◆ PASSAGE ◆

THE FRIDAY INTERVIEW:BRIAN HOGAN Kylemore CEO
IT’S LUNCHTIME at the new Chartered Accountants Ireland building on Pearse Street in Dublin and, inside the canteen, the midday rush is in full swing. Amidst the clatter of coffee machines and the high-pitched chattering of students, a composed Brian Hogan, chief executive of Kylemore, proudly surveys the scene.
One would have expected Cafe Kylemore to be a more suitable venue for an interview with the head of one of Ireland’s best-known cafe-restaurant chains but, as Hogan is keen to point out, the company is about much more than cafes these days.
“People hear Kylemore and they think of the cafes, but the company is a major player in the corporate catering business,” he says. “The future of the business is in contract catering.”
Kylemore entered the contract catering business in 2004. It’s now the main engine of growth for the company, representing 57 per cent of Kylemore’s overall business, a figure that Hogan hopes will eventually grow to 85 per cent. The remainder of the business is dedicated to the company’s 12 cafe-restaurants.
So why the move from cafes to catering?
The shift is typical of a company that has gone through various reinventions through its 90-year history.
Founded in 1920 by Brian Hogan’s grandfather, the company started out as a dairy. “My grandfather started from Fairview, when it was just fields,” Hogan recounts. “They used to bring the dairy products into Talbot Street and O’Connell Street and sell milk door-to-door, eventually opening a shop in Talbot Street where the family lived.”

◆ DATASET EXTRACT ◆
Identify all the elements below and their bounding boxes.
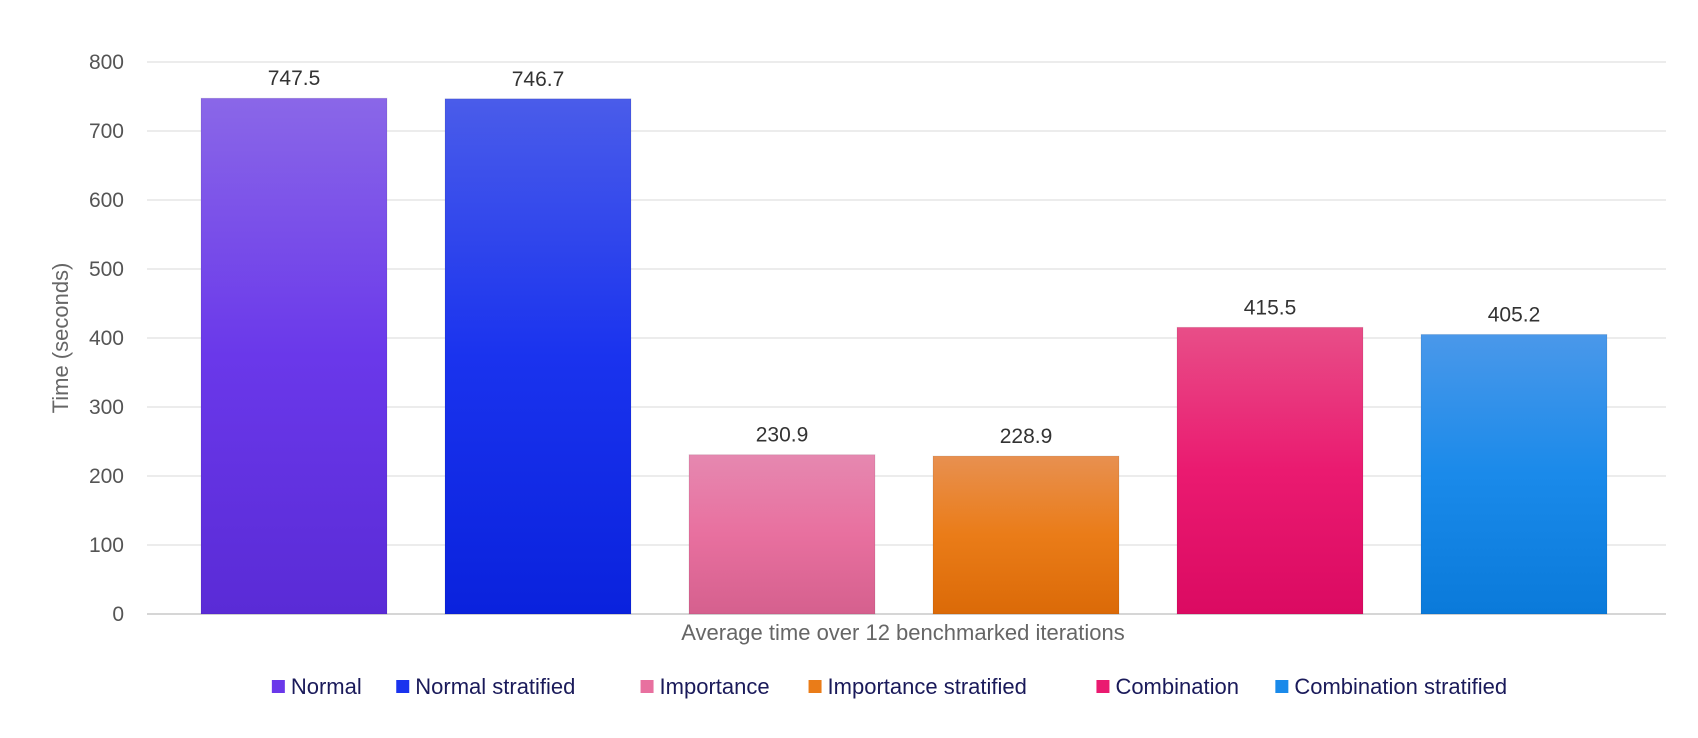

◆ DIRECTION ◆
Write out the passage of the Kylemore interview from "THE FRIDAY INTERVIEW:BRIAN" up to and including "cafes these days.", word for word. The material that comes after the interview stands apart from it and is not part of the exercise.

◆ ANSWER TO THIS EXERCISE ◆
THE FRIDAY INTERVIEW:BRIAN HOGAN Kylemore CEO
IT’S LUNCHTIME at the new Chartered Accountants Ireland building on Pearse Street in Dublin and, inside the canteen, the midday rush is in full swing. Amidst the clatter of coffee machines and the high-pitched chattering of students, a composed Brian Hogan, chief executive of Kylemore, proudly surveys the scene.
One would have expected Cafe Kylemore to be a more suitable venue for an interview with the head of one of Ireland’s best-known cafe-restaurant chains but, as Hogan is keen to point out, the company is about much more than cafes these days.